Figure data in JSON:
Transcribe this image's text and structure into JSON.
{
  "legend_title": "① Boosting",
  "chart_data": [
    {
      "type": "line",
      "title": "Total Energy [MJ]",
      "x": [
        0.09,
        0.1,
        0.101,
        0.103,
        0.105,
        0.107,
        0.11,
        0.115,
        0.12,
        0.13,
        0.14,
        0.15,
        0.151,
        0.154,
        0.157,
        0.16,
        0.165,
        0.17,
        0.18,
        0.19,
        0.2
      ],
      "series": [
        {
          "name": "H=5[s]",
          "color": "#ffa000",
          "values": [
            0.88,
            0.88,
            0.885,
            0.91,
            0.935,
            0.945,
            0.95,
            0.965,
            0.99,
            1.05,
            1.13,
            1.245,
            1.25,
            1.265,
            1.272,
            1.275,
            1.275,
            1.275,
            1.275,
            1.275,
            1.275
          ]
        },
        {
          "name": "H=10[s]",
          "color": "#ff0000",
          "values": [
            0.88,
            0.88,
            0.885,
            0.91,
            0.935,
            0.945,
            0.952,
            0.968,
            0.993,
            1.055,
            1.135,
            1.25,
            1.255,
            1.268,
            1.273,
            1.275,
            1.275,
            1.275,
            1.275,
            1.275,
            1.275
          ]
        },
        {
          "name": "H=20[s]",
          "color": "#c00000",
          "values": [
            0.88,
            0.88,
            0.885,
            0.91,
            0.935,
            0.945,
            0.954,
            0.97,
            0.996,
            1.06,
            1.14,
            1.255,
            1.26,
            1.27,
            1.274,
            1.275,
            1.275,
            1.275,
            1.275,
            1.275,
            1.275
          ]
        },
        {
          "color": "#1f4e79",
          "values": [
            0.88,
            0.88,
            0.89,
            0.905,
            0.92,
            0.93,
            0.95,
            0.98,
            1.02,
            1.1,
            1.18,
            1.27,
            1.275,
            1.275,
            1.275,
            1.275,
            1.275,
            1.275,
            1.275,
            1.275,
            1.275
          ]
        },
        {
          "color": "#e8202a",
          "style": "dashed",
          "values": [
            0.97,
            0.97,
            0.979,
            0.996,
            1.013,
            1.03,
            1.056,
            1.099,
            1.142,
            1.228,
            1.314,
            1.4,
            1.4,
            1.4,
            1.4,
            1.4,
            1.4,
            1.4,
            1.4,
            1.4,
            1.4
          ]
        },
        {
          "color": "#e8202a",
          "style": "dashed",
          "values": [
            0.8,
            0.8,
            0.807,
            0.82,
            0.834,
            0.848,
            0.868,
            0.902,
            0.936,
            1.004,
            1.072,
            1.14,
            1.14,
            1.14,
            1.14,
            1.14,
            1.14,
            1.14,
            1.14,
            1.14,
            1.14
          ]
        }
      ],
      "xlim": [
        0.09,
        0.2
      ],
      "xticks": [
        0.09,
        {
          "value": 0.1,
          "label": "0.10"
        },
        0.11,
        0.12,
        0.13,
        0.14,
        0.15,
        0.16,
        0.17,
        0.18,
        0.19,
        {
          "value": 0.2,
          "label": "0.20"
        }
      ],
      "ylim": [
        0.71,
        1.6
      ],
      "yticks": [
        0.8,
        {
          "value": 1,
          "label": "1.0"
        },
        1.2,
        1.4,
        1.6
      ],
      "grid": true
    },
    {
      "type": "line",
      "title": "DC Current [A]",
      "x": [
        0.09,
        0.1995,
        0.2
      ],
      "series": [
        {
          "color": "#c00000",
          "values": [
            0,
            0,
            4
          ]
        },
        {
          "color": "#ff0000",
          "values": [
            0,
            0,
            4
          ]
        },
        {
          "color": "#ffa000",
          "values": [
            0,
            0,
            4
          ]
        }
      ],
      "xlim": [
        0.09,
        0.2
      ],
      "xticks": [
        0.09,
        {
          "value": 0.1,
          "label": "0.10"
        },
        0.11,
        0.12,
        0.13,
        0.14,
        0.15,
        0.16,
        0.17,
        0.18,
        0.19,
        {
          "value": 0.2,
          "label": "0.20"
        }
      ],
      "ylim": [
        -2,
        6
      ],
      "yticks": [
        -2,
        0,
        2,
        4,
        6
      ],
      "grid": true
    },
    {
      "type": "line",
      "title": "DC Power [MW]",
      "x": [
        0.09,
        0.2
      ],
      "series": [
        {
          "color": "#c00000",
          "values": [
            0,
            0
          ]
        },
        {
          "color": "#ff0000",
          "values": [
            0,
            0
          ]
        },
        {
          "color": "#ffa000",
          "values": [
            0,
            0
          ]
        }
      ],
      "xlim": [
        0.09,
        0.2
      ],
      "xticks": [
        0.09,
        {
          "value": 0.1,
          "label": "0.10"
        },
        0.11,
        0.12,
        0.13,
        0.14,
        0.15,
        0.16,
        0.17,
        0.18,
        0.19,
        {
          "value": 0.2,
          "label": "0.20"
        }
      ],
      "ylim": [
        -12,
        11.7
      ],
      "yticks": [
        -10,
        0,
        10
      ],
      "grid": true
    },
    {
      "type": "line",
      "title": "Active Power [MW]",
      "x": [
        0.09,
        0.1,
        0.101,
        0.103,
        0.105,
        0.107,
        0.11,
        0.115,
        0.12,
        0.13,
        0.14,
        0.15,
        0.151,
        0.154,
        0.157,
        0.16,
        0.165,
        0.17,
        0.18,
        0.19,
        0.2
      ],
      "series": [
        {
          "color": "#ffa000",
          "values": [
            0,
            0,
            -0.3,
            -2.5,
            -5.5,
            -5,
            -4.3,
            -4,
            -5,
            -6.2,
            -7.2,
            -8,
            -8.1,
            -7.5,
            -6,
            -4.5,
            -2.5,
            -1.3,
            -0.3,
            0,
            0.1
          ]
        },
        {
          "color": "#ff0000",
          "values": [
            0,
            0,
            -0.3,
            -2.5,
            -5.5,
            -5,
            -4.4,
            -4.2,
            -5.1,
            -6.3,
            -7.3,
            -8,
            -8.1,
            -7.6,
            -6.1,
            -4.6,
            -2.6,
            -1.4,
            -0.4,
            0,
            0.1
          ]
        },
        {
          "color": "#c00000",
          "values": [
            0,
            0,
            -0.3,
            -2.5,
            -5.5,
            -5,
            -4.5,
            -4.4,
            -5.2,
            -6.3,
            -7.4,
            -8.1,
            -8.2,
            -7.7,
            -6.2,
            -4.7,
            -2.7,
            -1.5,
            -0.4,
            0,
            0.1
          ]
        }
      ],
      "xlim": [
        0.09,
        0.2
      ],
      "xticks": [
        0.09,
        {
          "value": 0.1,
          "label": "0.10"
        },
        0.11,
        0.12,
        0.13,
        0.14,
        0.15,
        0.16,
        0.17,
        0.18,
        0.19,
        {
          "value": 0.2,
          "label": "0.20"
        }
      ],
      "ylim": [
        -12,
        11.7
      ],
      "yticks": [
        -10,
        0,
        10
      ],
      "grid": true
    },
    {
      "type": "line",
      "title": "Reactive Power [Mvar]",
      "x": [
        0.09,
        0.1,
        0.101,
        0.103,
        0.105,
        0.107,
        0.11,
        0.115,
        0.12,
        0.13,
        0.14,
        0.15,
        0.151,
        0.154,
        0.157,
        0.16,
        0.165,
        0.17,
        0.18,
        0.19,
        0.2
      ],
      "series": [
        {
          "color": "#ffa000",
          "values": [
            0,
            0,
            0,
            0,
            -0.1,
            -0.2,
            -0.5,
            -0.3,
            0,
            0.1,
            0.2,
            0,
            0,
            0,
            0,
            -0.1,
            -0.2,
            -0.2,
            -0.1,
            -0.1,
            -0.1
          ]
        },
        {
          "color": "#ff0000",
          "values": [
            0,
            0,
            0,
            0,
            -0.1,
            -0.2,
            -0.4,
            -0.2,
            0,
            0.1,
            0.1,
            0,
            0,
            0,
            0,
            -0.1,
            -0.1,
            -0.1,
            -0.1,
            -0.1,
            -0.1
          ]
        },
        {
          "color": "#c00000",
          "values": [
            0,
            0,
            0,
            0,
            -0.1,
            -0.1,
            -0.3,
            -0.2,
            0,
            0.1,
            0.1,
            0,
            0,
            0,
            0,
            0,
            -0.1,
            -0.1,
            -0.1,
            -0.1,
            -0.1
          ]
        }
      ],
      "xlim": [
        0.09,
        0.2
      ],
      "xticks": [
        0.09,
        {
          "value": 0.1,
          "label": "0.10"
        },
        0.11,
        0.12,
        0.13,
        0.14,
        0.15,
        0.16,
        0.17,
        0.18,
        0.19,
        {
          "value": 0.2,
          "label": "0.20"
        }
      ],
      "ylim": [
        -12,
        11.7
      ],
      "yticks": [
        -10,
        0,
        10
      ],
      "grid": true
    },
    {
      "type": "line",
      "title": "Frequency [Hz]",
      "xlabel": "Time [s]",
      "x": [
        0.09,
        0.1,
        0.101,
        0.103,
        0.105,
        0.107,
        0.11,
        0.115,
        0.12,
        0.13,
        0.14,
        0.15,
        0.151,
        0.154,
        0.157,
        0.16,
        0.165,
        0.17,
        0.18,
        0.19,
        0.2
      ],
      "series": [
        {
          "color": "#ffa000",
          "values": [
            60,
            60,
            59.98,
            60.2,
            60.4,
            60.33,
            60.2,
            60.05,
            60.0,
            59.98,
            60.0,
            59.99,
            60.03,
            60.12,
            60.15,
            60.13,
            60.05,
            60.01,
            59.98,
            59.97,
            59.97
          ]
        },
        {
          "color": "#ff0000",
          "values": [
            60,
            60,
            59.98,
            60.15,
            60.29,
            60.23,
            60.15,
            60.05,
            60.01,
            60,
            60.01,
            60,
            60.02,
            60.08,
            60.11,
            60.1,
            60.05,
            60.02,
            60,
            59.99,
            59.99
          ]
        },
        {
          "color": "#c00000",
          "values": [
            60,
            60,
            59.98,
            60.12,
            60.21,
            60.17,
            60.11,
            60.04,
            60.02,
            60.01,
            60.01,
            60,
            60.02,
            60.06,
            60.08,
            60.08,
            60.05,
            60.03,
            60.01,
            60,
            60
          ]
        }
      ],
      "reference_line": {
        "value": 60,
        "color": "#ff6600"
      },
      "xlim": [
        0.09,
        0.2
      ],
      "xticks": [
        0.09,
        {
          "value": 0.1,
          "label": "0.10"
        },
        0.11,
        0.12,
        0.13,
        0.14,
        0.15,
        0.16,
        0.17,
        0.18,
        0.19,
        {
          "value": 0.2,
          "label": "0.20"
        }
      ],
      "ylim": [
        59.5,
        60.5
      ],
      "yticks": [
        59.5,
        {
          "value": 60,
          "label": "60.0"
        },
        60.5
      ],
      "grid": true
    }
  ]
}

WHAT YOU NEED TO DO -> Locate the lines above that hold the word "Power". Show every one of them.

OUTPUT ->
      "title": "DC Power [MW]",
      "title": "Active Power [MW]",
      "title": "Reactive Power [Mvar]",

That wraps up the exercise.